Reproduce the data verbatim from the line with "reply-instructions-box: Any reply" to the line with "recipient-address: Revd. Father", including both of those lines.

[Data taken from a collection]
==*==

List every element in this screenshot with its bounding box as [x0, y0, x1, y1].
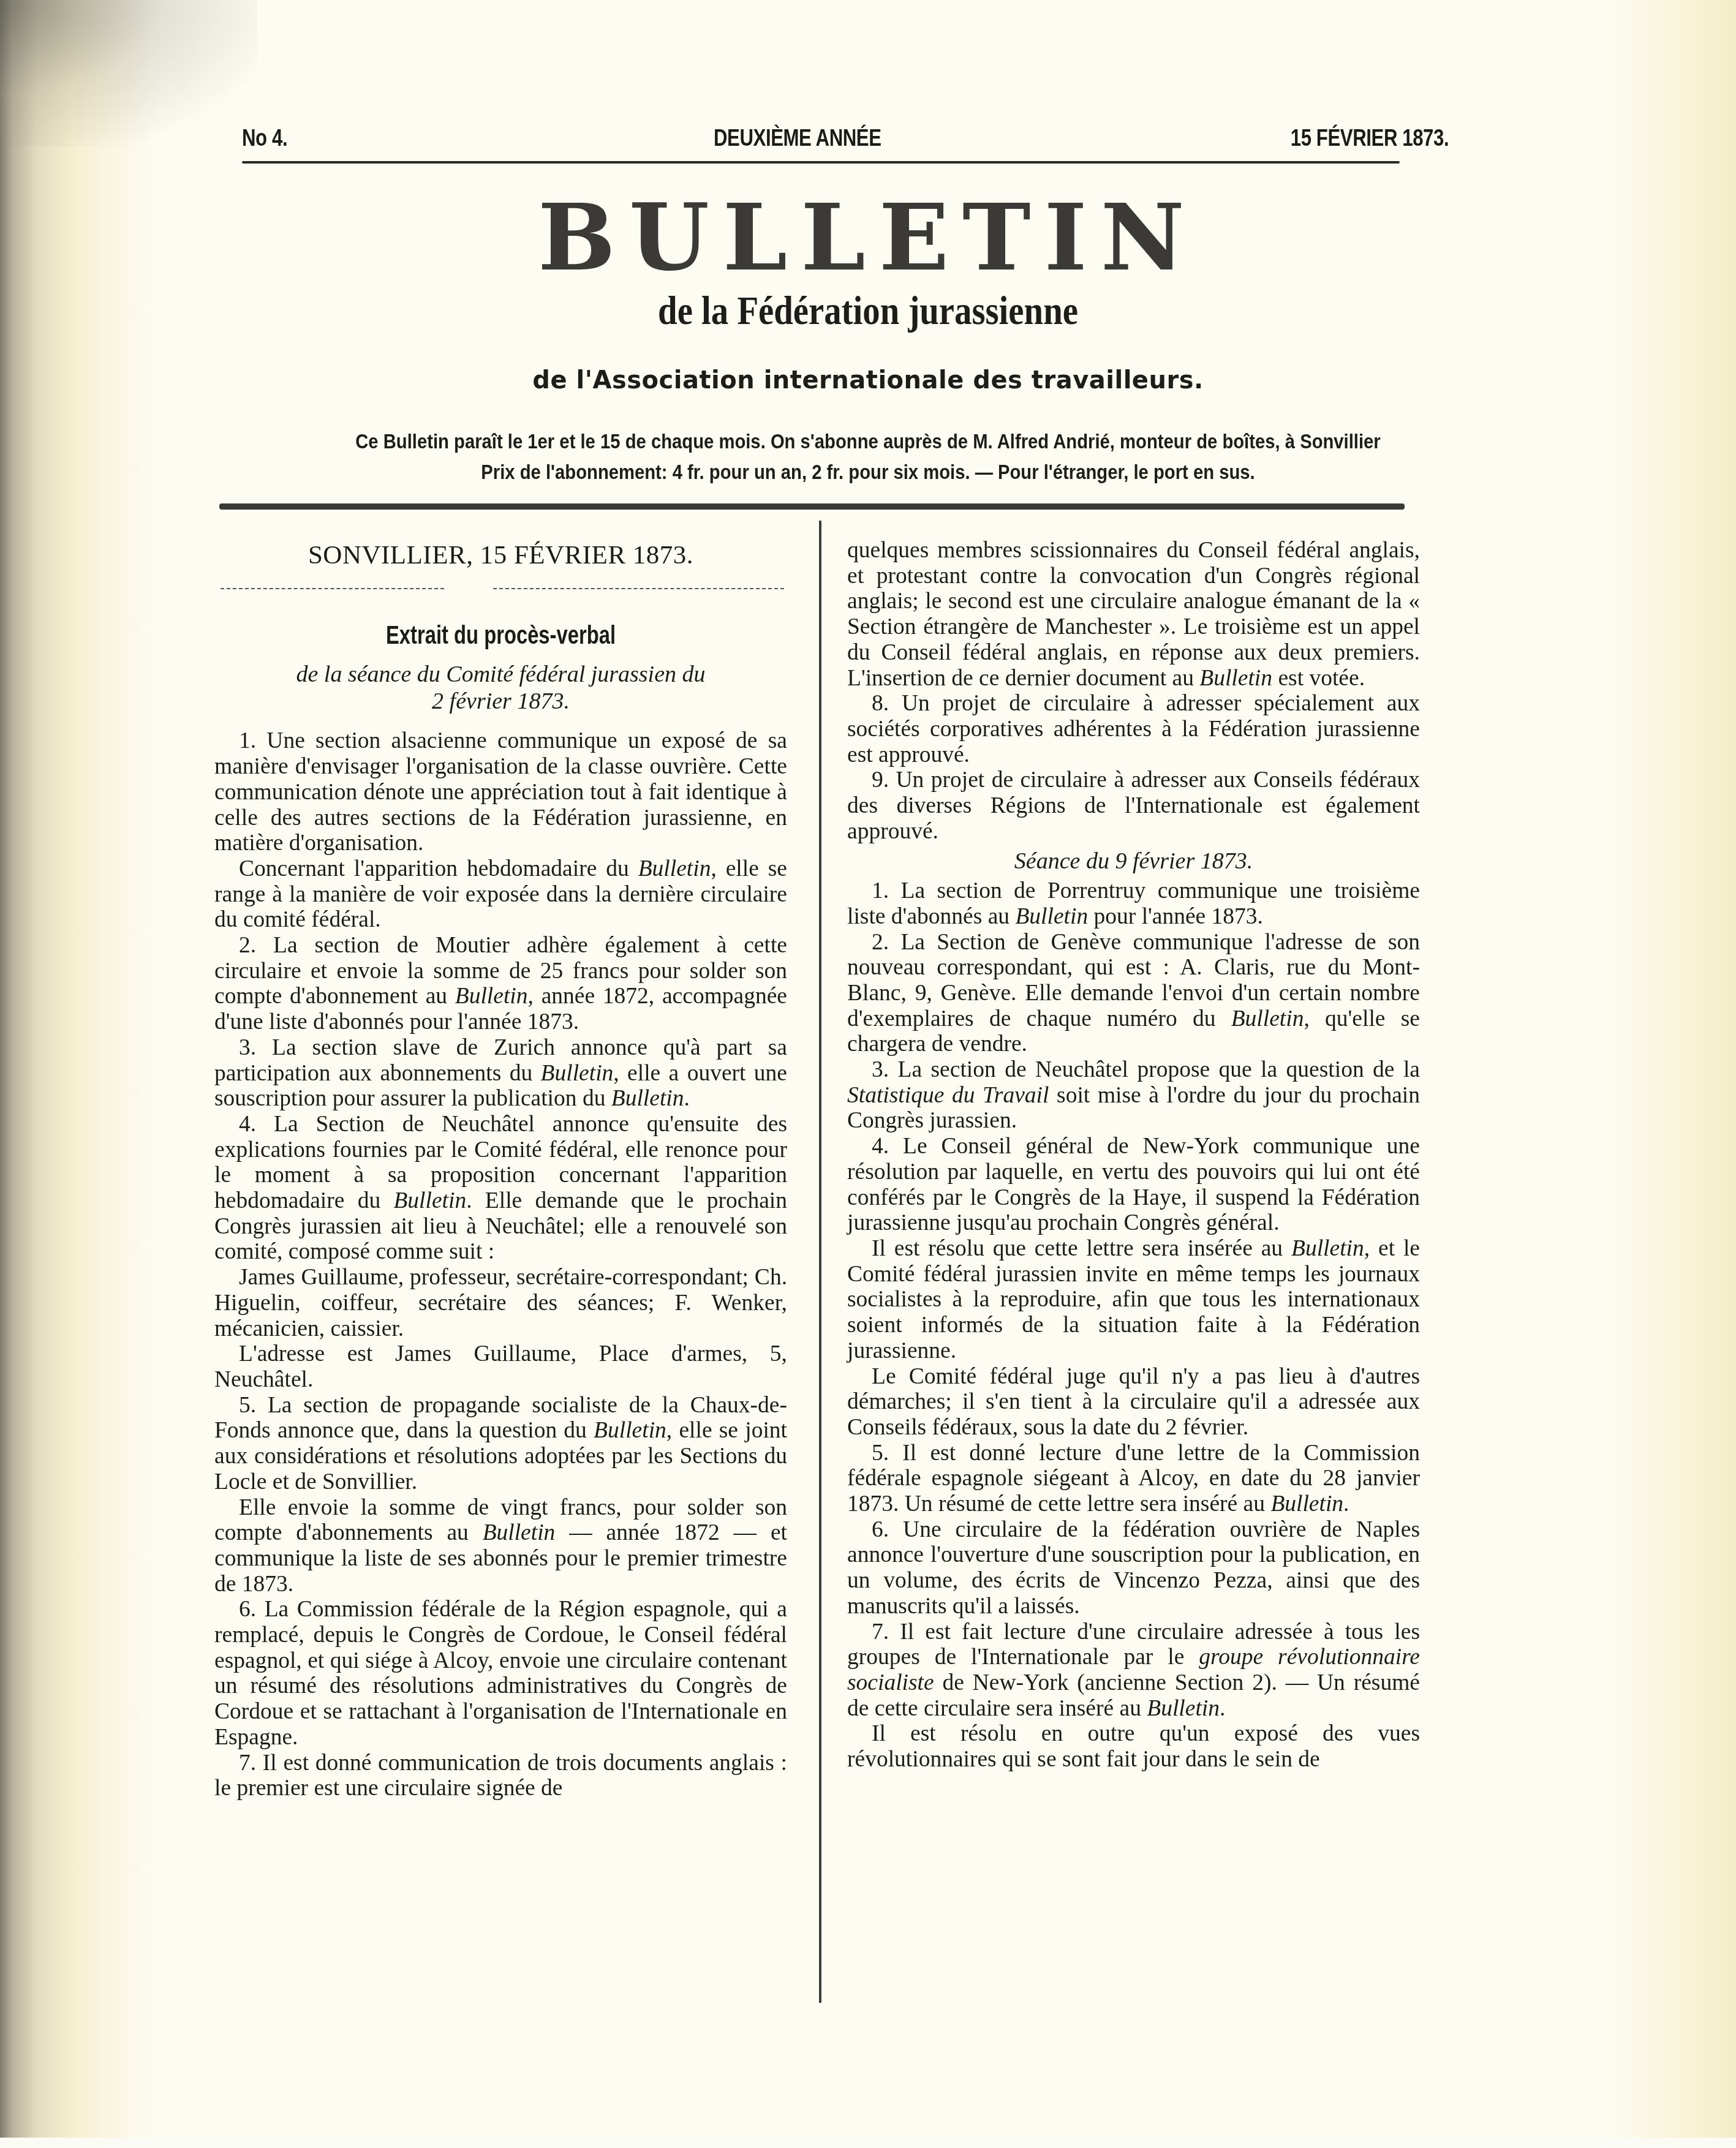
paragraph: 4. La Section de Neuchâtel annonce qu'en… [214, 1112, 787, 1265]
text: . [1220, 1696, 1225, 1721]
paragraph: 9. Un projet de circulaire à adresser au… [847, 767, 1420, 844]
text: 1. Une section alsacienne communique un … [214, 728, 787, 856]
paragraph: James Guillaume, professeur, secrétaire-… [214, 1265, 787, 1341]
text: Concernant l'apparition hebdomadaire du [239, 856, 638, 881]
paragraph: L'adresse est James Guillaume, Place d'a… [214, 1341, 787, 1392]
text: est votée. [1272, 666, 1365, 691]
italic-text: Bulletin [594, 1418, 666, 1443]
issue-number: No 4. [242, 126, 287, 152]
italic-text: Bulletin [1147, 1696, 1220, 1721]
subheading-line-2: 2 février 1873. [214, 688, 787, 715]
italic-text: Bulletin [393, 1188, 466, 1213]
page-subtitle-association: de l'Association internationale des trav… [0, 366, 1736, 394]
left-paragraphs: 1. Une section alsacienne communique un … [214, 728, 787, 1801]
page-subtitle: de la Fédération jurassienne [121, 288, 1614, 334]
text: . [1343, 1491, 1349, 1517]
year-label: DEUXIÈME ANNÉE [714, 126, 881, 152]
paragraph: Elle envoie la somme de vingt francs, po… [214, 1495, 787, 1597]
text: . [684, 1086, 690, 1111]
subscription-info: Ce Bulletin paraît le 1er et le 15 de ch… [121, 430, 1614, 454]
text: Il est résolu que cette lettre sera insé… [872, 1236, 1291, 1261]
paragraph: 8. Un projet de circulaire à adresser sp… [847, 691, 1420, 767]
page-title: BULLETIN [0, 184, 1736, 292]
italic-text: Bulletin [1270, 1491, 1343, 1517]
paragraph: 3. La section slave de Zurich annonce qu… [214, 1035, 787, 1112]
paragraph: 1. Une section alsacienne communique un … [214, 728, 787, 856]
paragraph: 1. La section de Porrentruy communique u… [847, 878, 1420, 929]
text: 8. Un projet de circulaire à adresser sp… [847, 691, 1420, 767]
text: Le Comité fédéral juge qu'il n'y a pas l… [847, 1364, 1420, 1440]
dateline: SONVILLIER, 15 FÉVRIER 1873. [214, 543, 787, 568]
paragraph: Il est résolu que cette lettre sera insé… [847, 1236, 1420, 1364]
italic-text: Bulletin [483, 1520, 556, 1545]
subscription-price: Prix de l'abonnement: 4 fr. pour un an, … [121, 461, 1614, 484]
text: Il est résolu en outre qu'un exposé des … [847, 1721, 1420, 1772]
article-heading: Extrait du procès-verbal [277, 622, 724, 648]
paragraph: Il est résolu en outre qu'un exposé des … [847, 1721, 1420, 1772]
subheading-line-1: de la séance du Comité fédéral jurassien… [214, 661, 787, 688]
italic-text: Statistique du Travail [847, 1083, 1049, 1108]
text: 4. Le Conseil général de New-York commun… [847, 1134, 1420, 1235]
text: 6. Une circulaire de la fédération ouvri… [847, 1517, 1420, 1619]
text: 6. La Commission fédérale de la Région e… [214, 1597, 787, 1750]
italic-text: Bulletin [1015, 904, 1088, 929]
italic-text: Bulletin [541, 1061, 614, 1086]
paragraph: 6. Une circulaire de la fédération ouvri… [847, 1517, 1420, 1619]
right-paragraphs-session-1: quelques membres scissionnaires du Conse… [847, 538, 1420, 844]
masthead-rule [242, 161, 1400, 164]
italic-text: Bulletin [638, 856, 711, 881]
text: 9. Un projet de circulaire à adresser au… [847, 767, 1420, 843]
paragraph: 2. La section de Moutier adhère égalemen… [214, 933, 787, 1035]
header-divider [219, 503, 1405, 510]
italic-text: Bulletin [1231, 1006, 1304, 1031]
paragraph: 5. La section de propagande socialiste d… [214, 1393, 787, 1495]
paragraph: 7. Il est fait lecture d'une circulaire … [847, 1619, 1420, 1722]
text: James Guillaume, professeur, secrétaire-… [214, 1265, 787, 1341]
paragraph: 5. Il est donné lecture d'une lettre de … [847, 1441, 1420, 1517]
masthead-topline: No 4. DEUXIÈME ANNÉE 15 FÉVRIER 1873. [242, 126, 1406, 162]
paragraph: 3. La section de Neuchâtel propose que l… [847, 1057, 1420, 1134]
text: 3. La section de Neuchâtel propose que l… [872, 1057, 1420, 1082]
italic-text: Bulletin [455, 984, 528, 1009]
paragraph: 4. Le Conseil général de New-York commun… [847, 1134, 1420, 1236]
right-column: quelques membres scissionnaires du Conse… [847, 538, 1420, 1773]
paragraph: 6. La Commission fédérale de la Région e… [214, 1597, 787, 1750]
left-column: SONVILLIER, 15 FÉVRIER 1873. Extrait du … [214, 539, 787, 1801]
article-subheading: de la séance du Comité fédéral jurassien… [214, 661, 787, 715]
issue-date: 15 FÉVRIER 1873. [1291, 126, 1449, 152]
paragraph: 2. La Section de Genève communique l'adr… [847, 930, 1420, 1058]
italic-text: Bulletin [611, 1086, 684, 1111]
column-divider [819, 521, 821, 2003]
newspaper-page: No 4. DEUXIÈME ANNÉE 15 FÉVRIER 1873. BU… [0, 0, 1736, 2148]
italic-text: Bulletin [1291, 1236, 1364, 1261]
italic-text: Bulletin [1199, 666, 1272, 691]
paragraph: Le Comité fédéral juge qu'il n'y a pas l… [847, 1364, 1420, 1441]
text: L'adresse est James Guillaume, Place d'a… [214, 1341, 787, 1392]
paragraph: quelques membres scissionnaires du Conse… [847, 538, 1420, 691]
paragraph: 7. Il est donné communication de trois d… [214, 1750, 787, 1801]
paragraph: Concernant l'apparition hebdomadaire du … [214, 856, 787, 933]
session-heading: Séance du 9 février 1873. [847, 849, 1420, 875]
text: pour l'année 1873. [1088, 904, 1263, 929]
dateline-rules [214, 584, 787, 595]
right-paragraphs-session-2: 1. La section de Porrentruy communique u… [847, 878, 1420, 1773]
text: 7. Il est donné communication de trois d… [214, 1750, 787, 1801]
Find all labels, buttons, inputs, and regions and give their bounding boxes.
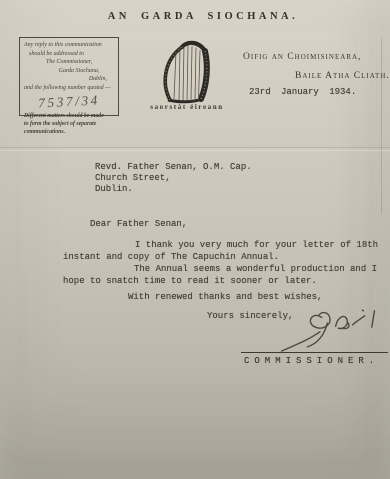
reply-instructions-box: Any reply to this communication should b…	[19, 37, 119, 116]
salutation: Dear Father Senan,	[90, 219, 187, 229]
reply-box-line: Dublin,	[24, 75, 114, 84]
office-name: Oifig an Choimisineara,	[243, 52, 361, 62]
reply-box-line: Garda Siochana,	[24, 67, 114, 76]
recipient-address: Revd. Father Senan, O.M. Cap. Church Str…	[95, 162, 252, 195]
recipient-line: Church Street,	[95, 173, 252, 184]
handwritten-reference-number: 7537/34	[24, 90, 115, 114]
recipient-line: Dublin.	[95, 184, 252, 195]
paper-fold-line	[0, 147, 390, 150]
scanned-letter: AN GARDA SIOCHANA. Any reply to this com…	[0, 0, 390, 479]
paper-crease	[381, 38, 382, 214]
letterhead-title: AN GARDA SIOCHANA.	[0, 11, 390, 22]
body-line: hope to snatch time to read it sooner or…	[63, 276, 317, 286]
letter-date: 23rd January 1934.	[249, 87, 356, 97]
office-city: Baile Atha Cliath.	[295, 71, 390, 81]
signature-rule	[241, 352, 388, 353]
reply-box-line: Any reply to this communication	[24, 41, 114, 50]
body-line: I thank you very much for your letter of…	[135, 240, 378, 250]
reply-box-note-line: to form the subject of separate	[24, 120, 114, 128]
reply-box-note: Different matters should be made to form…	[24, 112, 114, 136]
body-line: The Annual seems a wonderful production …	[134, 264, 377, 274]
reply-box-line: The Commissioner,	[24, 58, 114, 67]
signoff-title: COMMISSIONER.	[244, 356, 379, 366]
reply-box-note-line: Different matters should be made	[24, 112, 114, 120]
emblem-caption: saorstát éireann	[132, 103, 242, 111]
body-line: With renewed thanks and best wishes,	[128, 292, 322, 302]
body-line: instant and copy of The Capuchin Annual.	[63, 252, 279, 262]
reply-box-note-line: communications.	[24, 128, 114, 136]
irish-harp-icon	[159, 39, 213, 105]
reply-box-line: should be addressed to	[24, 50, 114, 59]
recipient-line: Revd. Father Senan, O.M. Cap.	[95, 162, 252, 173]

==*==

RESPONSE TO THIS EXERCISE:
reply-instructions-box: Any reply to this communication should b…	[19, 37, 119, 116]
salutation: Dear Father Senan,	[90, 219, 187, 229]
reply-box-line: Dublin,	[24, 75, 114, 84]
office-name: Oifig an Choimisineara,	[243, 52, 361, 62]
reply-box-line: Garda Siochana,	[24, 67, 114, 76]
recipient-address: Revd. Father Senan, O.M. Cap. Church Str…	[95, 162, 252, 195]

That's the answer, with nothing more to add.